* **TASK TO COMPLETE**
Copy out all the records exactly.

* **DATASET ENTRIES**
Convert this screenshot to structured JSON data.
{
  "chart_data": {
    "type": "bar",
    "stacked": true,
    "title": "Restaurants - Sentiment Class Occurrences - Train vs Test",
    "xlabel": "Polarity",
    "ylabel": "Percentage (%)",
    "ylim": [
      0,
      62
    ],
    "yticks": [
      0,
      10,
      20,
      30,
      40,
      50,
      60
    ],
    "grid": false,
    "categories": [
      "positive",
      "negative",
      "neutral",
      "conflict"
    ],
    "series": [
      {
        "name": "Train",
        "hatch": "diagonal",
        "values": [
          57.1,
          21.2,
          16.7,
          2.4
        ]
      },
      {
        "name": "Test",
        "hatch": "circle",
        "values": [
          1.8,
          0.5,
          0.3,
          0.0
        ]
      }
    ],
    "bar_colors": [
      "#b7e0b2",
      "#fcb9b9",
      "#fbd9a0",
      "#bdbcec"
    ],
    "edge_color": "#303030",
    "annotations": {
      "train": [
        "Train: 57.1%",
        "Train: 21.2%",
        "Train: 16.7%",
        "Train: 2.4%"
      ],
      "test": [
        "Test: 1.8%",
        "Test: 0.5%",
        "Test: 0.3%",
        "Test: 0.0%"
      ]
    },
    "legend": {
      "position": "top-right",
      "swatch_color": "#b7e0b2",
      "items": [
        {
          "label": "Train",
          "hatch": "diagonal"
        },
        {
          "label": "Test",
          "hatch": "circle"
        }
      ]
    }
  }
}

* **WORKED ANSWER**
Convert this screenshot to structured JSON data.
{
  "chart_data": {
    "type": "bar",
    "stacked": true,
    "title": "Restaurants - Sentiment Class Occurrences - Train vs Test",
    "xlabel": "Polarity",
    "ylabel": "Percentage (%)",
    "ylim": [
      0,
      62
    ],
    "yticks": [
      0,
      10,
      20,
      30,
      40,
      50,
      60
    ],
    "grid": false,
    "categories": [
      "positive",
      "negative",
      "neutral",
      "conflict"
    ],
    "series": [
      {
        "name": "Train",
        "hatch": "diagonal",
        "values": [
          57.1,
          21.2,
          16.7,
          2.4
        ]
      },
      {
        "name": "Test",
        "hatch": "circle",
        "values": [
          1.8,
          0.5,
          0.3,
          0.0
        ]
      }
    ],
    "bar_colors": [
      "#b7e0b2",
      "#fcb9b9",
      "#fbd9a0",
      "#bdbcec"
    ],
    "edge_color": "#303030",
    "annotations": {
      "train": [
        "Train: 57.1%",
        "Train: 21.2%",
        "Train: 16.7%",
        "Train: 2.4%"
      ],
      "test": [
        "Test: 1.8%",
        "Test: 0.5%",
        "Test: 0.3%",
        "Test: 0.0%"
      ]
    },
    "legend": {
      "position": "top-right",
      "swatch_color": "#b7e0b2",
      "items": [
        {
          "label": "Train",
          "hatch": "diagonal"
        },
        {
          "label": "Test",
          "hatch": "circle"
        }
      ]
    }
  }
}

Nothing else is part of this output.